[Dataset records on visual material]
* * * * *
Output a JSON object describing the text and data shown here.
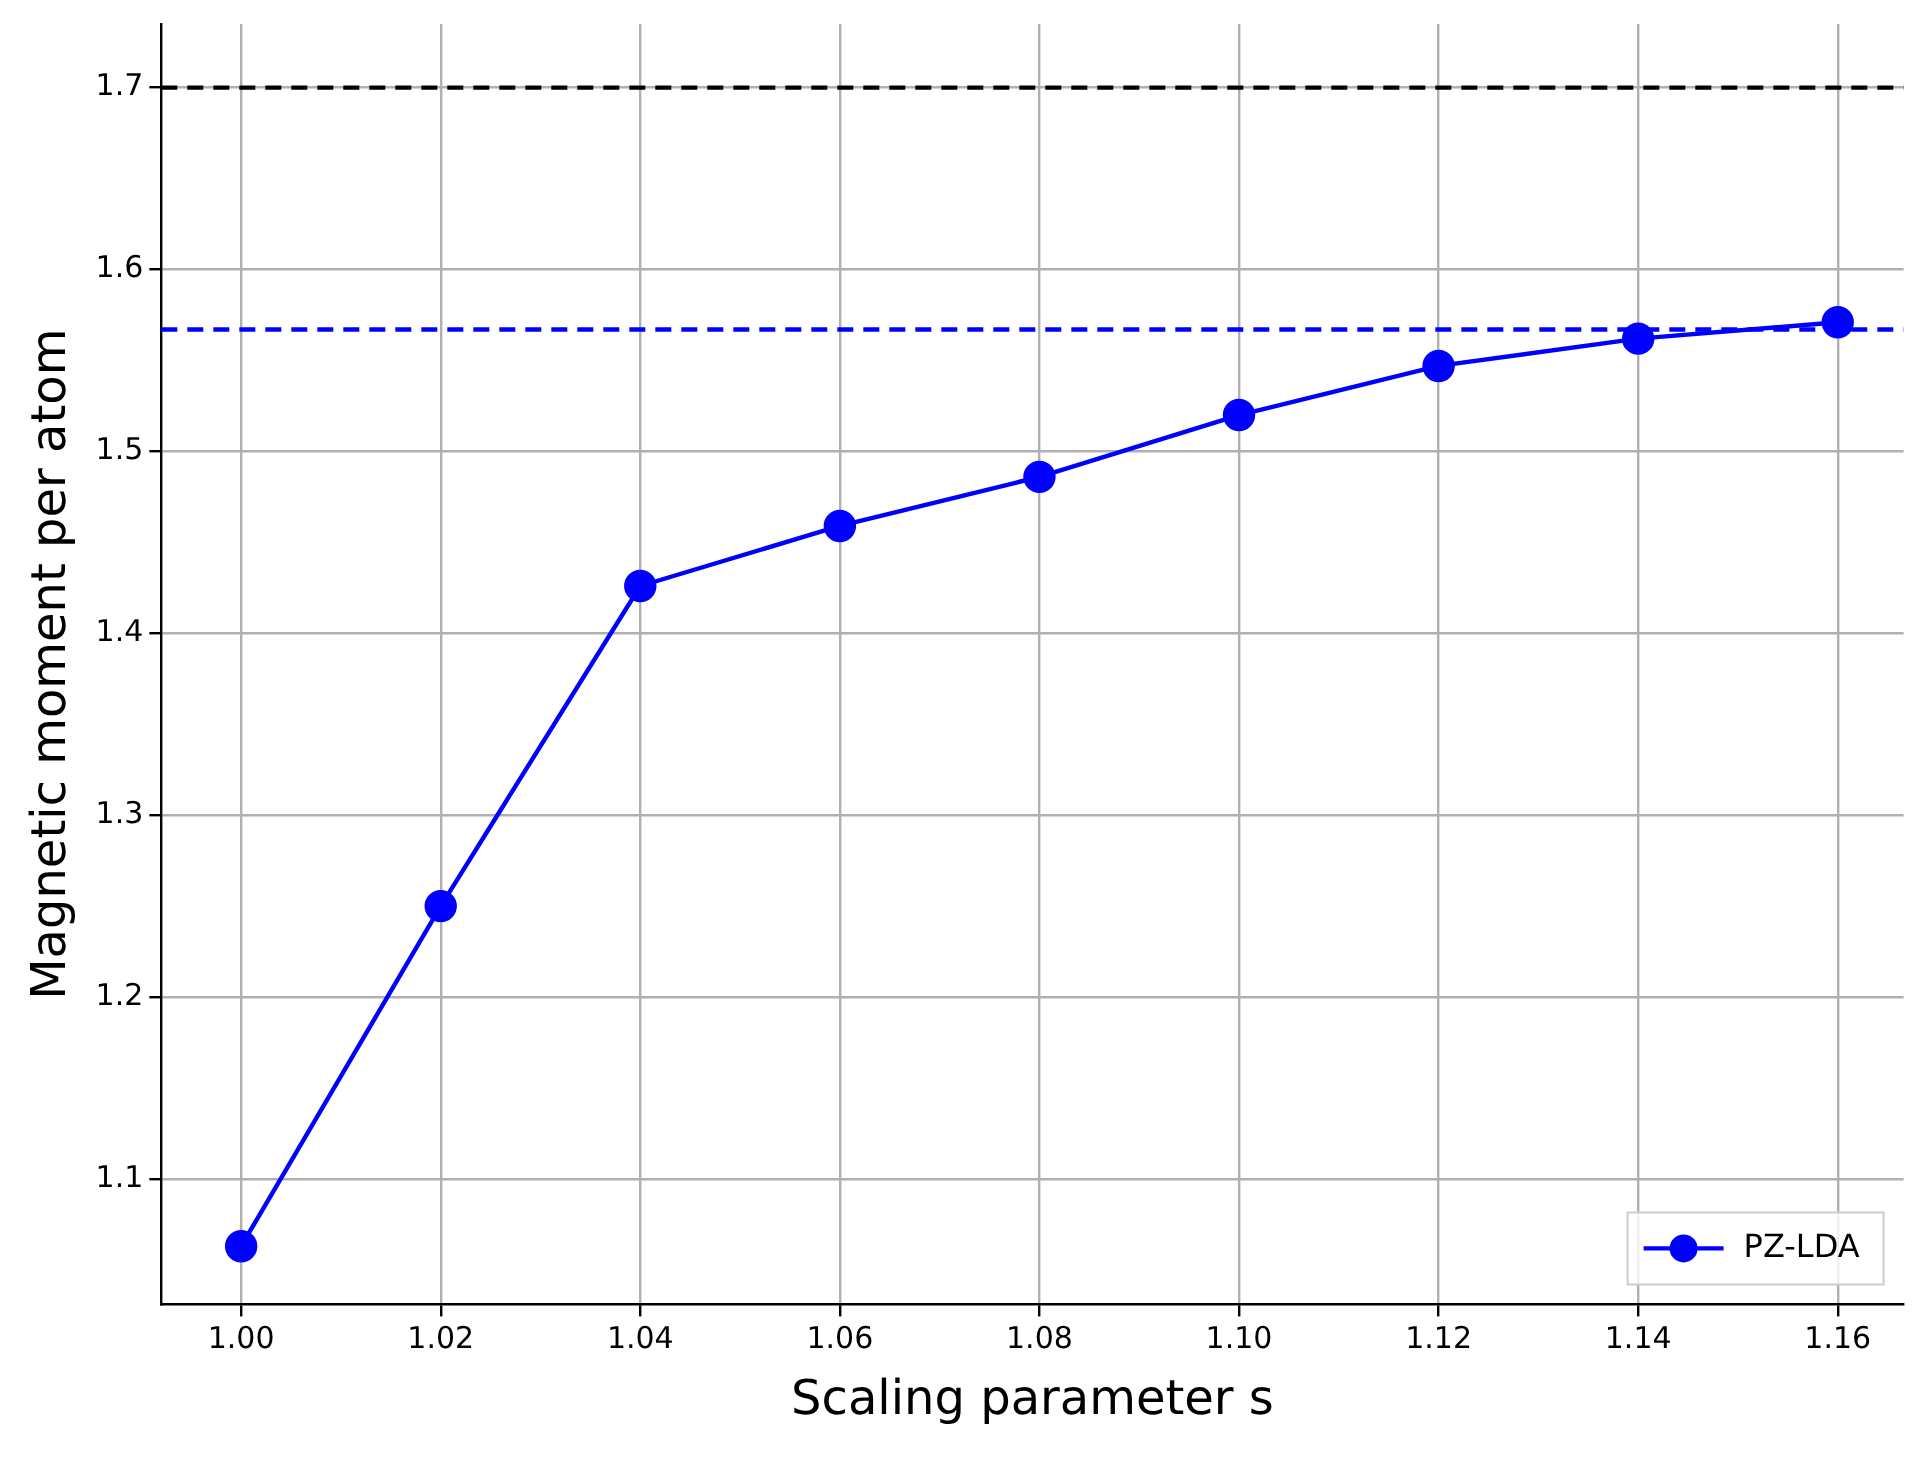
{
  "chart_data": {
    "type": "line",
    "xlabel": "Scaling parameter s",
    "ylabel": "Magnetic moment per atom",
    "x": [
      1.0,
      1.02,
      1.04,
      1.06,
      1.08,
      1.1,
      1.12,
      1.14,
      1.16
    ],
    "series": [
      {
        "name": "PZ-LDA",
        "color": "#0000ff",
        "values": [
          1.063,
          1.25,
          1.426,
          1.459,
          1.486,
          1.52,
          1.547,
          1.562,
          1.571
        ]
      }
    ],
    "xlim": [
      0.992,
      1.1666
    ],
    "ylim": [
      1.031,
      1.735
    ],
    "xticks": [
      {
        "value": 1.0,
        "label": "1.00"
      },
      {
        "value": 1.02,
        "label": "1.02"
      },
      {
        "value": 1.04,
        "label": "1.04"
      },
      {
        "value": 1.06,
        "label": "1.06"
      },
      {
        "value": 1.08,
        "label": "1.08"
      },
      {
        "value": 1.1,
        "label": "1.10"
      },
      {
        "value": 1.12,
        "label": "1.12"
      },
      {
        "value": 1.14,
        "label": "1.14"
      },
      {
        "value": 1.16,
        "label": "1.16"
      }
    ],
    "yticks": [
      1.1,
      1.2,
      1.3,
      1.4,
      1.5,
      1.6,
      1.7
    ],
    "ref_lines": [
      {
        "axis": "y",
        "value": 1.7,
        "color": "#000000",
        "line_style": "dashed"
      },
      {
        "axis": "y",
        "value": 1.567,
        "color": "#0000ff",
        "line_style": "dashed"
      }
    ],
    "grid": true,
    "legend": "bottom right",
    "marker": "circle",
    "line_style": "solid"
  }
}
* * * * *
Given exercise:
Each entry shown above must be quoted exactly, with its pictures left out.

Written solution:
Output a JSON object describing the text and data shown here.
{
  "chart_data": {
    "type": "line",
    "xlabel": "Scaling parameter s",
    "ylabel": "Magnetic moment per atom",
    "x": [
      1.0,
      1.02,
      1.04,
      1.06,
      1.08,
      1.1,
      1.12,
      1.14,
      1.16
    ],
    "series": [
      {
        "name": "PZ-LDA",
        "color": "#0000ff",
        "values": [
          1.063,
          1.25,
          1.426,
          1.459,
          1.486,
          1.52,
          1.547,
          1.562,
          1.571
        ]
      }
    ],
    "xlim": [
      0.992,
      1.1666
    ],
    "ylim": [
      1.031,
      1.735
    ],
    "xticks": [
      {
        "value": 1.0,
        "label": "1.00"
      },
      {
        "value": 1.02,
        "label": "1.02"
      },
      {
        "value": 1.04,
        "label": "1.04"
      },
      {
        "value": 1.06,
        "label": "1.06"
      },
      {
        "value": 1.08,
        "label": "1.08"
      },
      {
        "value": 1.1,
        "label": "1.10"
      },
      {
        "value": 1.12,
        "label": "1.12"
      },
      {
        "value": 1.14,
        "label": "1.14"
      },
      {
        "value": 1.16,
        "label": "1.16"
      }
    ],
    "yticks": [
      1.1,
      1.2,
      1.3,
      1.4,
      1.5,
      1.6,
      1.7
    ],
    "ref_lines": [
      {
        "axis": "y",
        "value": 1.7,
        "color": "#000000",
        "line_style": "dashed"
      },
      {
        "axis": "y",
        "value": 1.567,
        "color": "#0000ff",
        "line_style": "dashed"
      }
    ],
    "grid": true,
    "legend": "bottom right",
    "marker": "circle",
    "line_style": "solid"
  }
}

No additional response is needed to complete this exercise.